-- What you should do --
Answer with a single number: how many lines in the listing below include "this"?

Records contained in a dataset

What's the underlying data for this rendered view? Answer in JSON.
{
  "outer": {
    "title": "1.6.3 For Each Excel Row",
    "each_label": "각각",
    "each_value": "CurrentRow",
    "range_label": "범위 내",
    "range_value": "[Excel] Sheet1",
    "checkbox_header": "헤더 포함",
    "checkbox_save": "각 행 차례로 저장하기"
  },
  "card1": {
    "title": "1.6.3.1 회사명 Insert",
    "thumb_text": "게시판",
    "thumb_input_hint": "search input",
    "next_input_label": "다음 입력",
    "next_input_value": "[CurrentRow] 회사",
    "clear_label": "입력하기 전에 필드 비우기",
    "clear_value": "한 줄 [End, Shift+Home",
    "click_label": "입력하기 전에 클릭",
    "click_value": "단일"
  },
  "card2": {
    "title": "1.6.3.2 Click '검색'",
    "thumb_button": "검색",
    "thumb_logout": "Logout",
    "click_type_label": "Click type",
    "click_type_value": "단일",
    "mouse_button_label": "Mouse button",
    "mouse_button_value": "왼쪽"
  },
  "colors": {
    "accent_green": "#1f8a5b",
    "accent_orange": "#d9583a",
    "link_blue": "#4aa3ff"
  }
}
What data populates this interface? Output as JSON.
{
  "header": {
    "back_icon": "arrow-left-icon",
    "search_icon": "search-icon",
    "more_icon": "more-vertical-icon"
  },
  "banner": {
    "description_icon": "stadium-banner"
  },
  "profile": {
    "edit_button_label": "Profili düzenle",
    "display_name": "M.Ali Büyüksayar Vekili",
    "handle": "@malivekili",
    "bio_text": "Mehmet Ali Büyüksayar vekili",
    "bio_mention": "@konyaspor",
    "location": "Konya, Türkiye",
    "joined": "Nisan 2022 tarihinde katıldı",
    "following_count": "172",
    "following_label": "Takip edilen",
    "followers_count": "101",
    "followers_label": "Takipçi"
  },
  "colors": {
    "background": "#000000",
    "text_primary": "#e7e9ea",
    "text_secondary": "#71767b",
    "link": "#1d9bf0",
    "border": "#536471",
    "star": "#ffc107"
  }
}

-- Exercise answer --
2